[Stored data]
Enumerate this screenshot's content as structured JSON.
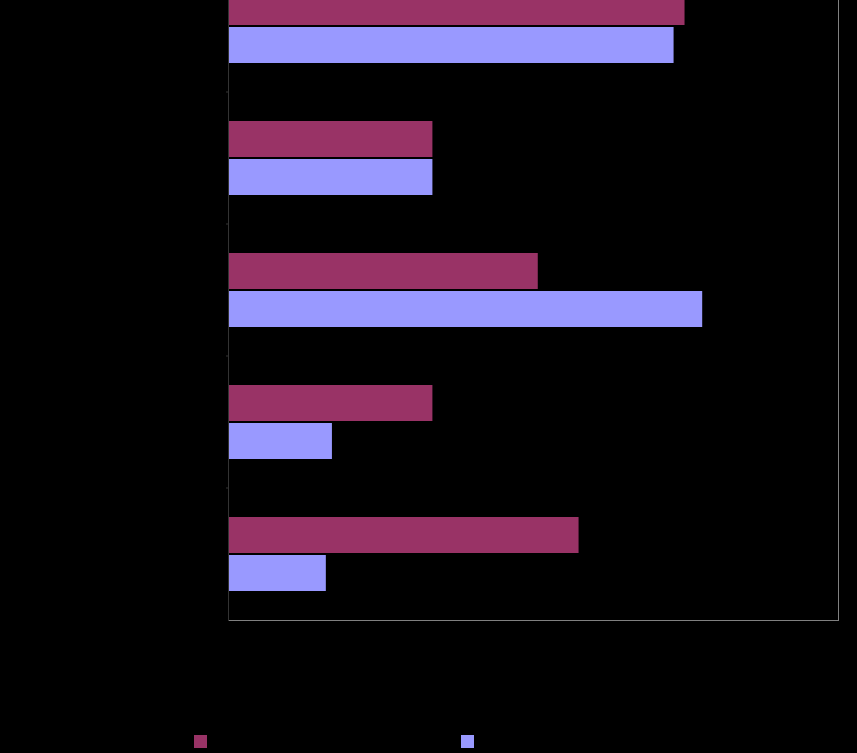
{
  "chart_data": {
    "type": "hbar",
    "categories": [
      null,
      null,
      null,
      null,
      null
    ],
    "series": [
      {
        "color": "#993366",
        "values": [
          74.8,
          33.4,
          50.7,
          33.4,
          57.4
        ]
      },
      {
        "color": "#9999ff",
        "values": [
          73.0,
          33.4,
          77.7,
          16.9,
          15.9
        ]
      }
    ],
    "xlim": [
      0,
      100
    ]
  }
}
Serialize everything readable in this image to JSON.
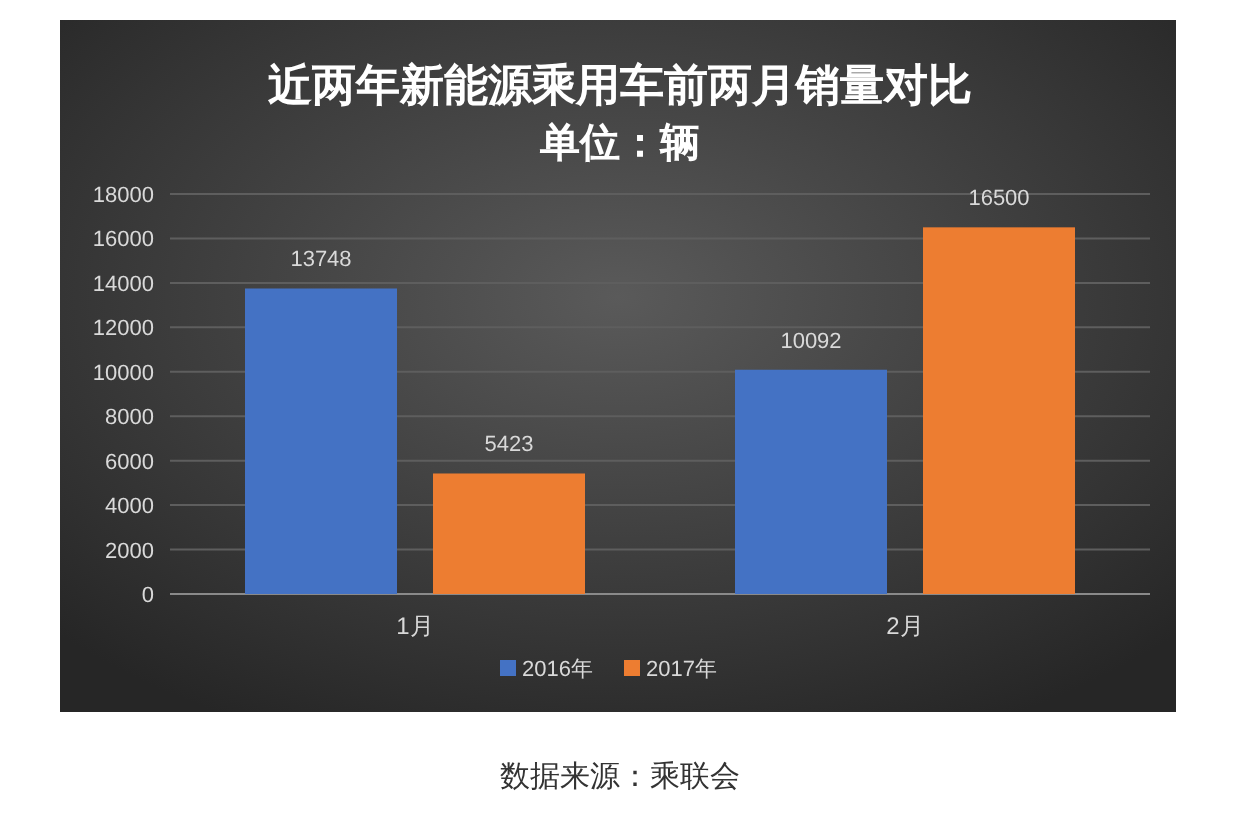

(GIVEN INSTRUCTION):
Copy the material exactly. Do not include the pictures.

(THE REPLY):
Enumerate this screenshot's content as structured JSON.
{
  "chart_data": {
    "type": "hbar",
    "categories": [
      null,
      null,
      null,
      null,
      null
    ],
    "series": [
      {
        "color": "#993366",
        "values": [
          74.8,
          33.4,
          50.7,
          33.4,
          57.4
        ]
      },
      {
        "color": "#9999ff",
        "values": [
          73.0,
          33.4,
          77.7,
          16.9,
          15.9
        ]
      }
    ],
    "xlim": [
      0,
      100
    ]
  }
}
Serialize everything readable in this image to JSON.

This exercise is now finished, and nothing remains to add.